** begin Dataset entries **
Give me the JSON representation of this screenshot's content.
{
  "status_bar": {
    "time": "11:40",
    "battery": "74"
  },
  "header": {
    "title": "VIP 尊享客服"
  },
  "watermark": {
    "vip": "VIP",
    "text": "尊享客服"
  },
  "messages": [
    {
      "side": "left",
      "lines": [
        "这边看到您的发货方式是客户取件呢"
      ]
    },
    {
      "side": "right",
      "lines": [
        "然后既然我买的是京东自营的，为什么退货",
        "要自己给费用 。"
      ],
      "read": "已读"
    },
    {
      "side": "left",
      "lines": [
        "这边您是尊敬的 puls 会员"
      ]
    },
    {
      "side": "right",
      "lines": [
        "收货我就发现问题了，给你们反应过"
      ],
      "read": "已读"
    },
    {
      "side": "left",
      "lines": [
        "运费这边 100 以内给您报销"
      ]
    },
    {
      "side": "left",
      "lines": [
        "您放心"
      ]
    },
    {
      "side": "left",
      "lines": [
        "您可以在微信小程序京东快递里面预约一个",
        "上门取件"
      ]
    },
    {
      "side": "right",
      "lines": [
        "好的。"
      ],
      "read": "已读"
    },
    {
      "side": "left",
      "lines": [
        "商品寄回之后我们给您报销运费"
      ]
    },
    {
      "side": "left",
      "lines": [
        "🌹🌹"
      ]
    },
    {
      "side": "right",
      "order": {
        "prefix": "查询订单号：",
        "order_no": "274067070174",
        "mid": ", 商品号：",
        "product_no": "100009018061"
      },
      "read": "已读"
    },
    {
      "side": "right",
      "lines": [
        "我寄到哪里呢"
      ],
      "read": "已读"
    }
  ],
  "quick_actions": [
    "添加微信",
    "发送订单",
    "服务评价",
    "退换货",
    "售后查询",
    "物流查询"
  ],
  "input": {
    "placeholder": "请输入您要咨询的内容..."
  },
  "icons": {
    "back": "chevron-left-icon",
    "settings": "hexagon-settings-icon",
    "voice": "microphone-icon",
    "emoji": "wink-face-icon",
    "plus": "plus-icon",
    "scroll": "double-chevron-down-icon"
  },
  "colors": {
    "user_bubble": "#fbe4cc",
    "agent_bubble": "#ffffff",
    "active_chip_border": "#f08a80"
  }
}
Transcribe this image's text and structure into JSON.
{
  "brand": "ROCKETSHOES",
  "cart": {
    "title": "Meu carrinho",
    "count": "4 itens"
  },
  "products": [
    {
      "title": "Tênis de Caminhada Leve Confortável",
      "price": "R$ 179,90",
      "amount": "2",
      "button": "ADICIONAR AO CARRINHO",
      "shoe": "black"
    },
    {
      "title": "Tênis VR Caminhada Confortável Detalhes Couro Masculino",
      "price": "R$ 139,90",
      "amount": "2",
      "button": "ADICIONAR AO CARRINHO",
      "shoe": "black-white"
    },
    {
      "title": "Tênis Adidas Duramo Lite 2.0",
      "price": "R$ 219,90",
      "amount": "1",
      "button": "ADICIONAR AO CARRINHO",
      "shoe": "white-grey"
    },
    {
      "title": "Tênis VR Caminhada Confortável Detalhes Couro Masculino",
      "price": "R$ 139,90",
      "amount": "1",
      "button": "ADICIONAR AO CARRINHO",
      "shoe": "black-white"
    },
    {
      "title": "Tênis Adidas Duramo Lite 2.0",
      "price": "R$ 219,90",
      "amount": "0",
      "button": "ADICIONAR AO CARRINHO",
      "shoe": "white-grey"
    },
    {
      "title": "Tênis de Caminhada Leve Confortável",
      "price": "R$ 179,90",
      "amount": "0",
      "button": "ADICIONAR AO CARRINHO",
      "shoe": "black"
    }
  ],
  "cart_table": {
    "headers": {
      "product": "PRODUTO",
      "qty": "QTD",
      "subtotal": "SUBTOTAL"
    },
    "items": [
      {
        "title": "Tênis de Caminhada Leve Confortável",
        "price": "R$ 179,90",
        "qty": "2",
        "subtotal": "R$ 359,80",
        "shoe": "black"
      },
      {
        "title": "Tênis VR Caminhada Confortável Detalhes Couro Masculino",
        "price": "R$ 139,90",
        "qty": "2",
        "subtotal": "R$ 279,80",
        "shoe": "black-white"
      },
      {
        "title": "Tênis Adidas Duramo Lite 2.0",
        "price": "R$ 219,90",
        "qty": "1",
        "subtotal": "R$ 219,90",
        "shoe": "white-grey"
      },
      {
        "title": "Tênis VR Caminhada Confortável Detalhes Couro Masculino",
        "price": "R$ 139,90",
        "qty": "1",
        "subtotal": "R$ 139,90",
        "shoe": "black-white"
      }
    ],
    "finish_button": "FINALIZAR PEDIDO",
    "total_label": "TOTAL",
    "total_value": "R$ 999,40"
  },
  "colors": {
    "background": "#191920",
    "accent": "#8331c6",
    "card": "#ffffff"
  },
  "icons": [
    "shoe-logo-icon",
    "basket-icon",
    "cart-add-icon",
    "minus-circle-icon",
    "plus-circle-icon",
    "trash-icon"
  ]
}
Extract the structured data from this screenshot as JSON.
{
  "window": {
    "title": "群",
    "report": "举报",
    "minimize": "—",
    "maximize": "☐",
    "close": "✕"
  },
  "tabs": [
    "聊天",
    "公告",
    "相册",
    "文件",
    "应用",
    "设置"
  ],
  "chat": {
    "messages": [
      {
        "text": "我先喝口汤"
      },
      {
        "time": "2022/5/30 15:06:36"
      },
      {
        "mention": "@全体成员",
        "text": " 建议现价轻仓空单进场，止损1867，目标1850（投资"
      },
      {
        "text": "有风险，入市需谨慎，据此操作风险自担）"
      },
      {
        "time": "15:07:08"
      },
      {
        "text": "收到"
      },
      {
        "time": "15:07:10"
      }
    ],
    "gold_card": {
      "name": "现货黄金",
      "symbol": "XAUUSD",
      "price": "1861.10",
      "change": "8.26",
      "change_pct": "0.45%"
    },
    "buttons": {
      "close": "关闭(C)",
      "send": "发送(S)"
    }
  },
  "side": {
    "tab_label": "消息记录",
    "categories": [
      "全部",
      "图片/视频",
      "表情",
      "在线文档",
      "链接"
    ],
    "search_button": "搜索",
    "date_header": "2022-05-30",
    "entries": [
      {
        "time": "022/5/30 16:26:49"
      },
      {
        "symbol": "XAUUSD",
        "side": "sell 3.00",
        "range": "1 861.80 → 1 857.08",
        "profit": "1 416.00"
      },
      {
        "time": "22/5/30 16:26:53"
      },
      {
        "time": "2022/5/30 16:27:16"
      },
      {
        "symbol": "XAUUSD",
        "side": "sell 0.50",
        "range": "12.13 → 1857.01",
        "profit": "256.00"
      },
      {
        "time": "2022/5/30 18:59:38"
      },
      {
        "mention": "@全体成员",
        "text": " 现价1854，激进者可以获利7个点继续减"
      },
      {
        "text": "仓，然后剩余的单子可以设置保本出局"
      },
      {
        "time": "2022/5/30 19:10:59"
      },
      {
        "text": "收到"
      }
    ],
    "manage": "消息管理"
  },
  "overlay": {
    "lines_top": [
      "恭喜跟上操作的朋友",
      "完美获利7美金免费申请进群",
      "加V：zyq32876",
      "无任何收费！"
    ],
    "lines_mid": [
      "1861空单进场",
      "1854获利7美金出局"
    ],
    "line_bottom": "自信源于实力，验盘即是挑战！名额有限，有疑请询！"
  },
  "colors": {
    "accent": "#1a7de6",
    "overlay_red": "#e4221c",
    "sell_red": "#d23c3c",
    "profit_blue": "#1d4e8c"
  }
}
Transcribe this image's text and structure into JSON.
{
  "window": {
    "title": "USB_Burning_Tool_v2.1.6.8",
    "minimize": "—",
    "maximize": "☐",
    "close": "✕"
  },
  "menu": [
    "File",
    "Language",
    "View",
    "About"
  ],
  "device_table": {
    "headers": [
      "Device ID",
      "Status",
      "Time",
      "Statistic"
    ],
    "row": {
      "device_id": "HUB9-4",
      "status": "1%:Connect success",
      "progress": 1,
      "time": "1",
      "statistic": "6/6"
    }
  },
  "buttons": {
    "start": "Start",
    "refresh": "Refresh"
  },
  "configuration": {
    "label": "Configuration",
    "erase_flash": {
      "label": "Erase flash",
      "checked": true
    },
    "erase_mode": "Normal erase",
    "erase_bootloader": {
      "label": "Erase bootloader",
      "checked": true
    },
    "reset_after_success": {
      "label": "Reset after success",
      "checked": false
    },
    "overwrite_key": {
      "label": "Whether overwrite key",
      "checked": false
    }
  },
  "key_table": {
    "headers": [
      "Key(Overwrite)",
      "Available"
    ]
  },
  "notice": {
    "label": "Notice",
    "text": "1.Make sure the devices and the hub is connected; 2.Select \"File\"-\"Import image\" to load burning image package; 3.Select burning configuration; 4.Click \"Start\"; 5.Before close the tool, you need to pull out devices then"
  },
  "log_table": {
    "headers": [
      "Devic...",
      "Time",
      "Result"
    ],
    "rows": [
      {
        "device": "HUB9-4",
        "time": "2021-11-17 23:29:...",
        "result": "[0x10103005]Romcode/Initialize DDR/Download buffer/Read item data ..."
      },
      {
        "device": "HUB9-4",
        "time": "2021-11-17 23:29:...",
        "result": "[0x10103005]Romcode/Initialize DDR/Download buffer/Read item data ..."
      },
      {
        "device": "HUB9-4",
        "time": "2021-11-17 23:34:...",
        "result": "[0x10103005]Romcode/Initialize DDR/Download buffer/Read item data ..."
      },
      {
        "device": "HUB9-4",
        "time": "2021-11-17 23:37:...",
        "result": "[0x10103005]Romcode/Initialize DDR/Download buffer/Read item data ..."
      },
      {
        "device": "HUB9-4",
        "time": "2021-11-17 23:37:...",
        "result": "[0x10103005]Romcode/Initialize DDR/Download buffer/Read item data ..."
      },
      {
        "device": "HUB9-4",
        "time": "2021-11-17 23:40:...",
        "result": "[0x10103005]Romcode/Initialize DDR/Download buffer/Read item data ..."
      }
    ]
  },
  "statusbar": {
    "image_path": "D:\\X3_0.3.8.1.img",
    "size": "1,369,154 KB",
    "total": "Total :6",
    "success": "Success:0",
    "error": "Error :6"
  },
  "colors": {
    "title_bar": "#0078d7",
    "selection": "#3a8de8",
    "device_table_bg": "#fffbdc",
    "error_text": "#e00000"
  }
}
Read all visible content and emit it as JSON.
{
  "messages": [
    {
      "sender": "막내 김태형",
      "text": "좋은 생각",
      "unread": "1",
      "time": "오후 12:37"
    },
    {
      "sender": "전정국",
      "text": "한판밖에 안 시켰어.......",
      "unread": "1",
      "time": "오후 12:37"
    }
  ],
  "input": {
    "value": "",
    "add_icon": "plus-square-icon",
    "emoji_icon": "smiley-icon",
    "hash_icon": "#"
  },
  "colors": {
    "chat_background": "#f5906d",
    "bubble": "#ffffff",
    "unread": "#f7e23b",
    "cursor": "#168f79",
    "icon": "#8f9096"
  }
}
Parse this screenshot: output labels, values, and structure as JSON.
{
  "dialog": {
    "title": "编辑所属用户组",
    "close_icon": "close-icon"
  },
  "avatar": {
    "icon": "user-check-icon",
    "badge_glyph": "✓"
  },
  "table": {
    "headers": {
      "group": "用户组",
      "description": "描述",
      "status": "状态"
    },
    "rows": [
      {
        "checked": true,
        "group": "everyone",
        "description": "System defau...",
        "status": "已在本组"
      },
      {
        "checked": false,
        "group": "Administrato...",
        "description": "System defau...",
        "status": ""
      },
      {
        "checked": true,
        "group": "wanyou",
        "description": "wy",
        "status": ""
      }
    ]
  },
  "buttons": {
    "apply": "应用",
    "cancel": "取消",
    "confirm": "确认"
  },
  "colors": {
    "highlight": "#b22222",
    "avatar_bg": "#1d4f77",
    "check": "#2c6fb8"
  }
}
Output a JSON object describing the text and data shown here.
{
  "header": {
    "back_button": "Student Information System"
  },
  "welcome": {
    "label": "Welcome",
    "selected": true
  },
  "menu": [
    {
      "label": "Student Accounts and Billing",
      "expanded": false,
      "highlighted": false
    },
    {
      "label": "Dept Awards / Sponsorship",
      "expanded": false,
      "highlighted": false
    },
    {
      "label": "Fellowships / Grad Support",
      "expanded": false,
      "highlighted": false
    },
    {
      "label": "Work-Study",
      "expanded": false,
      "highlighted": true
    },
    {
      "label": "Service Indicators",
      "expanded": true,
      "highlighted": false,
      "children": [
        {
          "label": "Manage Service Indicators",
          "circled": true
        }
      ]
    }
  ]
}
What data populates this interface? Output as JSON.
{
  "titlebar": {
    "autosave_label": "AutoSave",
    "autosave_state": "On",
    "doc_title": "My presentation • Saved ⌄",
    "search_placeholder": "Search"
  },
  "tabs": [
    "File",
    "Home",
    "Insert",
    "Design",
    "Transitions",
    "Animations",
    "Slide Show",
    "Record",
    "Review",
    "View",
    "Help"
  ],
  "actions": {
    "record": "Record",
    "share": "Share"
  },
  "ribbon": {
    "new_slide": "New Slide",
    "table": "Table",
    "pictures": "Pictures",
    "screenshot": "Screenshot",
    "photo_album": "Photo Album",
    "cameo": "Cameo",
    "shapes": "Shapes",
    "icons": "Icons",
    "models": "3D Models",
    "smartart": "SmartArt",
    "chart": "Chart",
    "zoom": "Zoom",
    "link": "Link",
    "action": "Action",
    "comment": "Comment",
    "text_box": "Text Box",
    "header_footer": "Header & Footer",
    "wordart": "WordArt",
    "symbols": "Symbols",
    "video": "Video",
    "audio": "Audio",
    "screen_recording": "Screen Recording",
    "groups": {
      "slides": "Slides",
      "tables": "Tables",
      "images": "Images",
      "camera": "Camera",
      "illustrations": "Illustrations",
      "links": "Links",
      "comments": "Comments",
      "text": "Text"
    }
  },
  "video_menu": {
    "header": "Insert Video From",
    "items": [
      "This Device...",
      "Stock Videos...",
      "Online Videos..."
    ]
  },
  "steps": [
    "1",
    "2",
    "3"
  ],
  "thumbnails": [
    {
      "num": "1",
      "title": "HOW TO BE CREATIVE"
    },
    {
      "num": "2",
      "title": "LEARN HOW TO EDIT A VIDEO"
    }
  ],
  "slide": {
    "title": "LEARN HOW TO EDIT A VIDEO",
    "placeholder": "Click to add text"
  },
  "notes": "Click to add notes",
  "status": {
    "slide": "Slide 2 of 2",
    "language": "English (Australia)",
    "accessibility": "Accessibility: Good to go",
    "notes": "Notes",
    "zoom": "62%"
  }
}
** end Dataset entries **
> [Problem description]
What is the number of lines above that hold the string "content"? Answer with that number alone.

> [Exercise response]
2